FRAGMENTO DEL DOCUMENTO>
· · ·
El boxeo paraguayo ha tenido grandes figuras a lo largo de su historia. Pero tardó mucho en disfrutar de un primer titulo continental. El mismo llegó de la mano del gran Kid Pascualito (Valentin Galeano) el 3 de marzo de 1968 cuando por KO derrotó a domicilio en la Plaza de Toros de Quito, Ecuador al titular de los gallos, Angel "Petiso" Sanchez.

El brasileño Silva se refugia en las cuerdas ante el ataque de Sebastián Mosqueira
El segundo monarca oriundo de nuestro pais fue Sebastián Mosqueira, nacido hace exactamente 75 años, el 20 de enero de 1951. Capiatá fue su cuna, así como la del último campeón sudamericano que tuvo nuestro pais, Isidro Ranoni Prieto.
Este gran deportista, no solo fue campeón sobre el ring sino debajo de él en la vida. Supo valorar lo que le dio el deporte y hasta hoy (con una salud de hierro) hace footing todos los dias y lleva una dieta metódica y una conducta disciplinada lejos del tabaco y el alcohol. Formó una hermosa familia, con el gran amor de su vida, también capiateña (Nilda Lara) con quien tuvo dos hijas (Nilda Maria, hoy médica y Diana Maria, comunicadora) y nietos con quienes hoy celebrará los tres cuartos de siglo de existencia.
Su boxeo dotado de alta técnica, más que de potencia, como su antecesor, demostró que también por esa via se puede llegar a la más alta consideración y estima, como a nivel mundial otro claro y contundente ejemplo fue el mendocino Nicolino Locche, apodado el "intocable".
Sebastián fue ganador del título sudamericano de los pesos ligeros, el 9 de marzo de 1978. Obtuvo la corona por puntos al imponerse en fallo unánime al brasileño José Silva Rodrigues. Se convirtió de este modo en sucesor de Kid Pascualito y precursor de varios nuevos campeones que nuestro pugilismo conoció entre quienes el más grande fue el Toro Varadero Juan Carlos Giménez.
· · ·
FRAGMENTOS DE DATOS>
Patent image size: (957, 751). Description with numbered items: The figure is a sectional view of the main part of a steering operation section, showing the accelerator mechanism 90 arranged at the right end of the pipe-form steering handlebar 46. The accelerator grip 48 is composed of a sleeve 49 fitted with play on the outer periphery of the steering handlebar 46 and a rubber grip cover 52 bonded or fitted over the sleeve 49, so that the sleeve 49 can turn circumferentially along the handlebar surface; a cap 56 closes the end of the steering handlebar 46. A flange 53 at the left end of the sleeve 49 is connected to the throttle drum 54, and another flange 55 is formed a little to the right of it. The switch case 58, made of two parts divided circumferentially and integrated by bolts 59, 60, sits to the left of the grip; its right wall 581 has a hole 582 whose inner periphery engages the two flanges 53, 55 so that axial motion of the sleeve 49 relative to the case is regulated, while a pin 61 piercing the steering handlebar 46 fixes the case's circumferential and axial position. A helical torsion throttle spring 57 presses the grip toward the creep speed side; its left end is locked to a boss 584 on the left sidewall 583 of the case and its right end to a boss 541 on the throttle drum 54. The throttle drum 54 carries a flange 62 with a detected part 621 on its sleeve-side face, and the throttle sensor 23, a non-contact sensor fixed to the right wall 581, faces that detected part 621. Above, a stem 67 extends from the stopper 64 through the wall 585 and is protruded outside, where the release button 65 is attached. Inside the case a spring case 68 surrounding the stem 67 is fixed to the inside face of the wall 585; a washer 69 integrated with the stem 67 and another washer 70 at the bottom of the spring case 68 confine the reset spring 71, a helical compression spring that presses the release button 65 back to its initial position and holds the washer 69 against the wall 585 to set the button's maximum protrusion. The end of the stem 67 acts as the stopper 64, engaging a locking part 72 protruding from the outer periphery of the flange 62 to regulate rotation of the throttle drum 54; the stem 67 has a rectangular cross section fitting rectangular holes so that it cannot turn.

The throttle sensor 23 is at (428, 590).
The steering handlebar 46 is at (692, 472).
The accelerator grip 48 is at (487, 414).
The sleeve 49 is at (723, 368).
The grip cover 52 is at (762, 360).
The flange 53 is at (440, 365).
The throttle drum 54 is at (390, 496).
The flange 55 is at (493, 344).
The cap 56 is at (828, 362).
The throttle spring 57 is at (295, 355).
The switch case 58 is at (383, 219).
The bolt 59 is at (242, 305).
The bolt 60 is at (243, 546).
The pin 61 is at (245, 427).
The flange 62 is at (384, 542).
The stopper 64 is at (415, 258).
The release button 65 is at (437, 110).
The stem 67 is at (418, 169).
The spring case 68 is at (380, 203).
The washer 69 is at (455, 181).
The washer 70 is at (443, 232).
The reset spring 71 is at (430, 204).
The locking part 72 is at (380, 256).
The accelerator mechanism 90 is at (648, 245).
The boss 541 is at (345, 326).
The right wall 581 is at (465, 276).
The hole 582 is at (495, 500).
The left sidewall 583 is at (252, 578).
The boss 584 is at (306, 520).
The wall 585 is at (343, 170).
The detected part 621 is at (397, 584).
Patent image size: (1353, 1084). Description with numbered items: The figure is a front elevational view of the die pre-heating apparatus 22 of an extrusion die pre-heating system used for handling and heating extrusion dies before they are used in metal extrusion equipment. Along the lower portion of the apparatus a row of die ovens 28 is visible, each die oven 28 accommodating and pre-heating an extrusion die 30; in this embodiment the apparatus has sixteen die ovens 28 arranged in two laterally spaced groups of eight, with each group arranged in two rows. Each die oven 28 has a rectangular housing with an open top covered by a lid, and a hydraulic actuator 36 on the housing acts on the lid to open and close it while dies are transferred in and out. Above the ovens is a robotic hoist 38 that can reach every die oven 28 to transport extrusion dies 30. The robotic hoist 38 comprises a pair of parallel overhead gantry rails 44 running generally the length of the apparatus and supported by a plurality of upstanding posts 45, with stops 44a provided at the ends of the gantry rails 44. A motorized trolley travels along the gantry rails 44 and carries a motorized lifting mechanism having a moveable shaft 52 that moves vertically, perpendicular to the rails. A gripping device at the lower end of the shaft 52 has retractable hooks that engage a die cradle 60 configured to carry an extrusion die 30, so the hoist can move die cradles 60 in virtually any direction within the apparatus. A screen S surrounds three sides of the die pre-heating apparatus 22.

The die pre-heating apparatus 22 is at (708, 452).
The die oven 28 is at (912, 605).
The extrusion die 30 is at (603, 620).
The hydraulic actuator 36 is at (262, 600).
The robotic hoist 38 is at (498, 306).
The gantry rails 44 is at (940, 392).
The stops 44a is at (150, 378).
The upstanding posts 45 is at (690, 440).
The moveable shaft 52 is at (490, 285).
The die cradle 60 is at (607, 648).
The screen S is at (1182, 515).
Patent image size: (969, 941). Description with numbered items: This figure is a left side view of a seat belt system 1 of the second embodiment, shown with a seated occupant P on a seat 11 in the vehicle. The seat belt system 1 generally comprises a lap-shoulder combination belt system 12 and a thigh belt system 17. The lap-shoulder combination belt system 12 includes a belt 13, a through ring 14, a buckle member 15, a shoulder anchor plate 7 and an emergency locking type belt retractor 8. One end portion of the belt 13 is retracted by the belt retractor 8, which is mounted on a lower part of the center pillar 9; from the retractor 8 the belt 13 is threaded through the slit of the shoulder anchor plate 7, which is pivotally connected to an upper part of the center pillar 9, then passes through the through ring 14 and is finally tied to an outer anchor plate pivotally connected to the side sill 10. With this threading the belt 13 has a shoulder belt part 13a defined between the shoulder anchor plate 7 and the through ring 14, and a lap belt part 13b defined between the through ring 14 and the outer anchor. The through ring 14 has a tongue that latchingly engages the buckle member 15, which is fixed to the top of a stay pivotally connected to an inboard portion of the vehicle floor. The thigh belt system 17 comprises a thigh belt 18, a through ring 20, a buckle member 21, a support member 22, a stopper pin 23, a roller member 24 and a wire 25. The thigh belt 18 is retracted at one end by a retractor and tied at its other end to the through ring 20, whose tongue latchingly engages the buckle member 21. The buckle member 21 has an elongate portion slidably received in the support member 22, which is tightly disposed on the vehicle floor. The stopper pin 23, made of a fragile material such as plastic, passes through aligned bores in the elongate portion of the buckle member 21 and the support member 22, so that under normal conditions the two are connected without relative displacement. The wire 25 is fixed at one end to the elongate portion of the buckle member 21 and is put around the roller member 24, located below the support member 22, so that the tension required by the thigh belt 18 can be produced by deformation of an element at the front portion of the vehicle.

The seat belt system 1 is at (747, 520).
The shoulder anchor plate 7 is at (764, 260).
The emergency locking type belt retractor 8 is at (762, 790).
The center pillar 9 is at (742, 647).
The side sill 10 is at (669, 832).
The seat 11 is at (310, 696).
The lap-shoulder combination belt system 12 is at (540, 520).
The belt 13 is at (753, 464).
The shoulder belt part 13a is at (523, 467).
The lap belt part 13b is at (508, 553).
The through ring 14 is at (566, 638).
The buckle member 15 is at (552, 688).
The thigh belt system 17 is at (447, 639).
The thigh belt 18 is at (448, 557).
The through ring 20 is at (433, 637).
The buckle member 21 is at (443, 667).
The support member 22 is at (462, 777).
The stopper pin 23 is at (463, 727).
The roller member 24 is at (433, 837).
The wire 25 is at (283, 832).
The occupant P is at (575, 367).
· · ·
CONSIGNAS DEL EJERCICIO>
A – Según el texto sobre el boxeo paraguayo, ¿en qué fecha ganó Sebastián Mosqueira el título sudamericano de los pesos ligeros?
B – Extrae sin cambios del texto sobre el boxeo paraguayo el pasaje que empieza en las palabras "El brasileño Silva" y termina después de "Isidro Ranoni Prieto.".

RESPUESTAS POR CONSIGNA>
A – El 9 de marzo de 1978.

B –
El brasileño Silva se refugia en las cuerdas ante el ataque de Sebastián Mosqueira
El segundo monarca oriundo de nuestro pais fue Sebastián Mosqueira, nacido hace exactamente 75 años, el 20 de enero de 1951. Capiatá fue su cuna, así como la del último campeón sudamericano que tuvo nuestro pais, Isidro Ranoni Prieto.